## What needs to be done
Copy out each line below containing "clusters".

## Items from a figure collection
»»
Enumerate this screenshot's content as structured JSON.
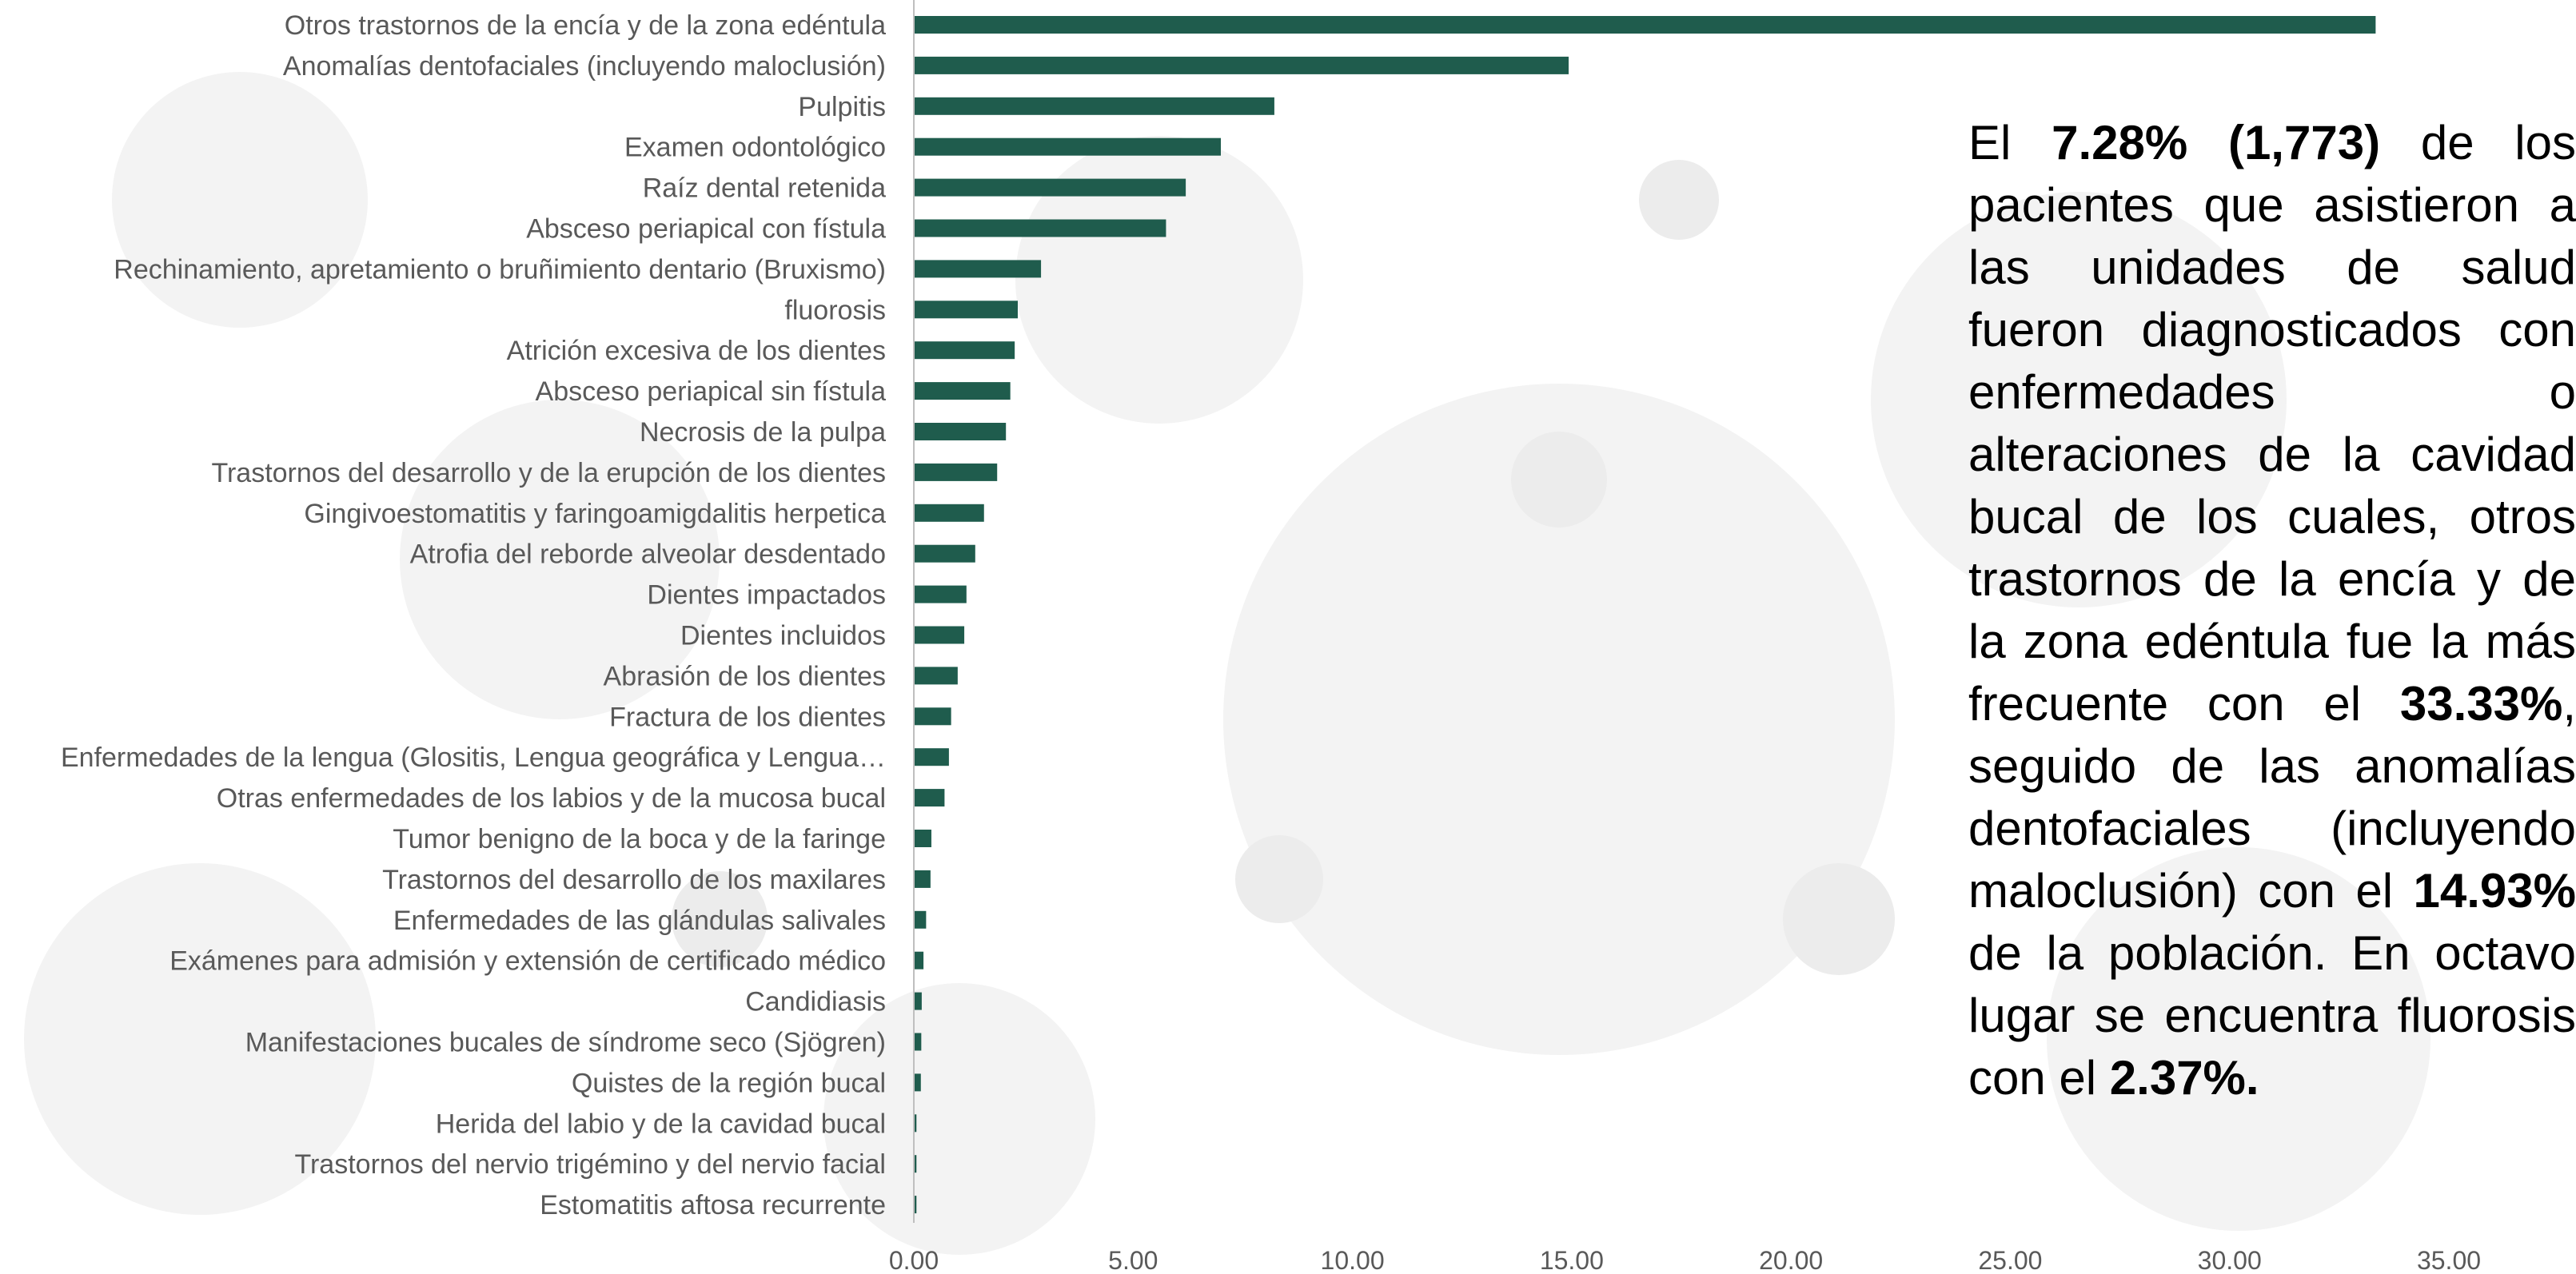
{
  "chart_data": {
    "type": "bar",
    "orientation": "horizontal",
    "categories": [
      "Otros trastornos de la encía y de la zona edéntula",
      "Anomalías dentofaciales (incluyendo maloclusión)",
      "Pulpitis",
      "Examen odontológico",
      "Raíz dental retenida",
      "Absceso periapical con fístula",
      "Rechinamiento, apretamiento o bruñimiento dentario (Bruxismo)",
      "fluorosis",
      "Atrición excesiva de los dientes",
      "Absceso periapical sin fístula",
      "Necrosis de la pulpa",
      "Trastornos del desarrollo y de la erupción de los dientes",
      "Gingivoestomatitis y faringoamigdalitis herpetica",
      "Atrofia del reborde alveolar desdentado",
      "Dientes impactados",
      "Dientes incluidos",
      "Abrasión de los dientes",
      "Fractura de los dientes",
      "Enfermedades de la lengua (Glositis, Lengua geográfica y Lengua…",
      "Otras enfermedades de los labios y de la mucosa bucal",
      "Tumor benigno de la boca y de la faringe",
      "Trastornos del desarrollo de los maxilares",
      "Enfermedades de las glándulas salivales",
      "Exámenes para admisión y extensión de certificado médico",
      "Candidiasis",
      "Manifestaciones bucales de síndrome seco (Sjögren)",
      "Quistes de la región bucal",
      "Herida del labio y de la cavidad bucal",
      "Trastornos del nervio trigémino y del nervio facial",
      "Estomatitis aftosa recurrente"
    ],
    "values": [
      33.33,
      14.93,
      8.22,
      7.0,
      6.2,
      5.75,
      2.9,
      2.37,
      2.3,
      2.2,
      2.1,
      1.9,
      1.6,
      1.4,
      1.2,
      1.15,
      1.0,
      0.85,
      0.8,
      0.7,
      0.4,
      0.38,
      0.28,
      0.22,
      0.18,
      0.17,
      0.16,
      0.06,
      0.06,
      0.06
    ],
    "xlim": [
      0,
      35
    ],
    "ticks": [
      "0.00",
      "5.00",
      "10.00",
      "15.00",
      "20.00",
      "25.00",
      "30.00",
      "35.00"
    ],
    "tick_values": [
      0,
      5,
      10,
      15,
      20,
      25,
      30,
      35
    ],
    "bar_color": "#1f5c4d",
    "grid": false,
    "legend": "none"
  },
  "summary": {
    "t1": "El ",
    "b1": "7.28% (1,773)",
    "t2": " de los pacientes que asistieron a las unidades de salud fueron diagnosticados con enfermedades o alteraciones de la cavidad bucal de los cuales, otros trastornos de la encía y de la zona edéntula fue la más frecuente con el ",
    "b2": "33.33%",
    "t3": ", seguido de las anomalías dentofaciales (incluyendo maloclusión) con el ",
    "b3": "14.93%",
    "t4": " de la población. En octavo lugar se encuentra fluorosis con el ",
    "b4": "2.37%."
  }
}
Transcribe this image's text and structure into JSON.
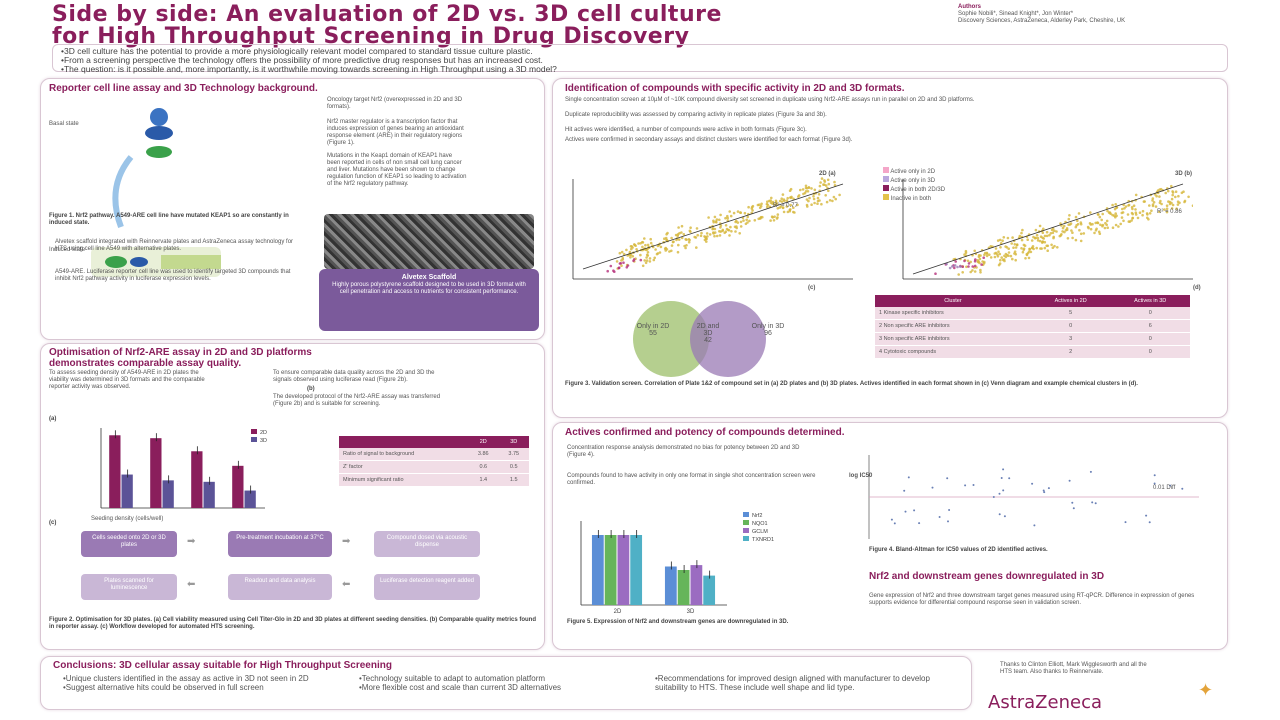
{
  "header": {
    "title_line1": "Side by side: An evaluation of 2D vs. 3D cell culture",
    "title_line2": "for High Throughput Screening in Drug Discovery",
    "authors_label": "Authors",
    "authors": "Sophie Nobili*, Sinead Knight*, Jon Winter*",
    "affiliation": "Discovery Sciences, AstraZeneca, Alderley Park, Cheshire, UK"
  },
  "intro": {
    "line1": "•3D cell culture has the potential to provide a more physiologically relevant model compared to standard tissue culture plastic.",
    "line2": "•From a screening perspective the technology offers the possibility of more predictive drug responses but has an increased cost.",
    "line3": "•The question: is it possible and, more importantly, is it worthwhile moving towards screening in High Throughput using a 3D model?"
  },
  "panel1": {
    "heading": "Reporter cell line assay and 3D Technology background.",
    "label_basal": "Basal state",
    "label_induced": "Induced state",
    "para1": "Oncology target Nrf2 (overexpressed in 2D and 3D formats).",
    "para2": "Nrf2 master regulator is a transcription factor that induces expression of genes bearing an antioxidant response element (ARE) in their regulatory regions (Figure 1).",
    "para3": "Mutations in the Keap1 domain of KEAP1 have been reported in cells of non small cell lung cancer and liver. Mutations have been shown to change regulation function of KEAP1 so leading to activation of the Nrf2 regulatory pathway.",
    "fig1_caption": "Figure 1. Nrf2 pathway. A549-ARE cell line have mutated KEAP1 so are constantly in induced state.",
    "para4": "Alvetex scaffold integrated with Reinnervate plates and AstraZeneca assay technology for HTS using cell line A549 with alternative plates.",
    "para5": "A549-ARE. Luciferase reporter cell line was used to identify targeted 3D compounds that inhibit Nrf2 pathway activity in luciferase expression levels.",
    "scaffold_title": "Alvetex Scaffold",
    "scaffold_text": "Highly porous polystyrene scaffold designed to be used in 3D format with cell penetration and access to nutrients for consistent performance."
  },
  "panel2": {
    "heading_line1": "Optimisation of Nrf2-ARE assay in 2D and 3D platforms",
    "heading_line2": "demonstrates comparable assay quality.",
    "para1": "To assess seeding density of A549-ARE in 2D plates the viability was determined in 3D formats and the comparable reporter activity was observed.",
    "para2": "To ensure comparable data quality across the 2D and 3D the signals observed using luciferase read (Figure 2b).",
    "para3": "The developed protocol of the Nrf2-ARE assay was transferred (Figure 2b) and is suitable for screening.",
    "label_a": "(a)",
    "label_b": "(b)",
    "label_c": "(c)",
    "x_axis_label": "Seeding density (cells/well)",
    "table_headers": [
      "",
      "2D",
      "3D"
    ],
    "table_rows": [
      [
        "Ratio of signal to background",
        "3.86",
        "3.75"
      ],
      [
        "Z' factor",
        "0.6",
        "0.5"
      ],
      [
        "Minimum significant ratio",
        "1.4",
        "1.5"
      ]
    ],
    "workflow": [
      "Cells seeded onto 2D or 3D plates",
      "Pre-treatment incubation at 37°C",
      "Compound dosed via acoustic dispense",
      "Plates scanned for luminescence",
      "Readout and data analysis",
      "Luciferase detection reagent added"
    ],
    "caption": "Figure 2. Optimisation for 3D plates. (a) Cell viability measured using Cell Titer-Glo in 2D and 3D plates at different seeding densities. (b) Comparable quality metrics found in reporter assay. (c) Workflow developed for automated HTS screening."
  },
  "panel3": {
    "heading": "Identification of compounds with specific activity in 2D and 3D formats.",
    "para1": "Single concentration screen at 10µM of ~10K compound diversity set screened in duplicate using Nrf2-ARE assays run in parallel on 2D and 3D platforms.",
    "para2": "Duplicate reproducibility was assessed by comparing activity in replicate plates (Figure 3a and 3b).",
    "para3": "Hit actives were identified, a number of compounds were active in both formats (Figure 3c).",
    "para4": "Actives were confirmed in secondary assays and distinct clusters were identified for each format (Figure 3d).",
    "scatter_a_label": "2D (a)",
    "scatter_b_label": "3D (b)",
    "r2_a": "R² = 0.77",
    "r2_b": "R² = 0.86",
    "label_c": "(c)",
    "label_d": "(d)",
    "legend": [
      "Active only in 2D",
      "Active only in 3D",
      "Active in both 2D/3D",
      "Inactive in both"
    ],
    "venn_left": "Only in 2D",
    "venn_left_count": "55",
    "venn_mid": "2D and 3D",
    "venn_mid_count": "42",
    "venn_right": "Only in 3D",
    "venn_right_count": "96",
    "table_headers": [
      "Cluster",
      "Actives in 2D",
      "Actives in 3D"
    ],
    "table_rows": [
      [
        "1 Kinase specific inhibitors",
        "5",
        "0"
      ],
      [
        "2 Non specific ARE inhibitors",
        "0",
        "6"
      ],
      [
        "3 Non specific ARE inhibitors",
        "3",
        "0"
      ],
      [
        "4 Cytotoxic compounds",
        "2",
        "0"
      ]
    ],
    "caption": "Figure 3. Validation screen. Correlation of Plate 1&2 of compound set in (a) 2D plates and (b) 3D plates. Actives identified in each format shown in (c) Venn diagram and example chemical clusters in (d)."
  },
  "panel4": {
    "heading": "Actives confirmed and potency of compounds determined.",
    "para1": "Concentration response analysis demonstrated no bias for potency between 2D and 3D (Figure 4).",
    "para2": "Compounds found to have activity in only one format in single shot concentration screen were confirmed.",
    "caption_bar": "Figure 5. Expression of Nrf2 and downstream genes are downregulated in 3D.",
    "caption_scatter": "Figure 4. Bland-Altman for IC50 values of 2D identified actives.",
    "bar_groups": [
      "2D",
      "3D"
    ],
    "scatter_y_label": "log IC50",
    "scatter_mean_label": "0.01 Diff",
    "subhead": "Nrf2 and downstream genes downregulated in 3D",
    "para3": "Gene expression of Nrf2 and three downstream target genes measured using RT-qPCR. Difference in expression of genes supports evidence for differential compound response seen in validation screen."
  },
  "chart_data": [
    {
      "type": "bar",
      "title": "",
      "xlabel": "Seeding density (cells/well)",
      "ylabel": "Luminescence",
      "categories": [
        "A",
        "B",
        "C",
        "D"
      ],
      "series": [
        {
          "name": "2D",
          "color": "#8a1e5c",
          "values": [
            100,
            96,
            78,
            58
          ]
        },
        {
          "name": "3D",
          "color": "#5b5397",
          "values": [
            46,
            38,
            36,
            24
          ]
        }
      ],
      "ylim": [
        0,
        110
      ]
    },
    {
      "type": "bar",
      "title": "",
      "xlabel": "",
      "ylabel": "",
      "categories": [
        "2D",
        "3D"
      ],
      "series": [
        {
          "name": "Nrf2",
          "color": "#5b8ed6",
          "values": [
            1.0,
            0.55
          ]
        },
        {
          "name": "NQO1",
          "color": "#66b55a",
          "values": [
            1.0,
            0.5
          ]
        },
        {
          "name": "GCLM",
          "color": "#9b6cc1",
          "values": [
            1.0,
            0.57
          ]
        },
        {
          "name": "TXNRD1",
          "color": "#4fb0c6",
          "values": [
            1.0,
            0.42
          ]
        }
      ],
      "ylim": [
        0,
        1.2
      ]
    }
  ],
  "conclusions": {
    "heading": "Conclusions: 3D cellular assay suitable for High Throughput Screening",
    "col1": [
      "•Unique clusters identified in the assay as active in 3D not seen in 2D",
      "•Suggest alternative hits could be observed in full screen"
    ],
    "col2": [
      "•Technology suitable to adapt to automation platform",
      "•More flexible cost and scale than current 3D alternatives"
    ],
    "col3": [
      "•Recommendations for improved design aligned with manufacturer to develop suitability to HTS. These include well shape and lid type."
    ],
    "thanks": "Thanks to Clinton Elliott, Mark Wigglesworth and all the HTS team. Also thanks to Reinnervate.",
    "logo": "AstraZeneca"
  }
}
««
## Solution for this exercise
    "para4": "Actives were confirmed in secondary assays and distinct clusters were identified for each format (Figure 3d).",
    "caption": "Figure 3. Validation screen. Correlation of Plate 1&2 of compound set in (a) 2D plates and (b) 3D plates. Actives identified in each format shown in (c) Venn diagram and example chemical clusters in (d)."
      "•Unique clusters identified in the assay as active in 3D not seen in 2D",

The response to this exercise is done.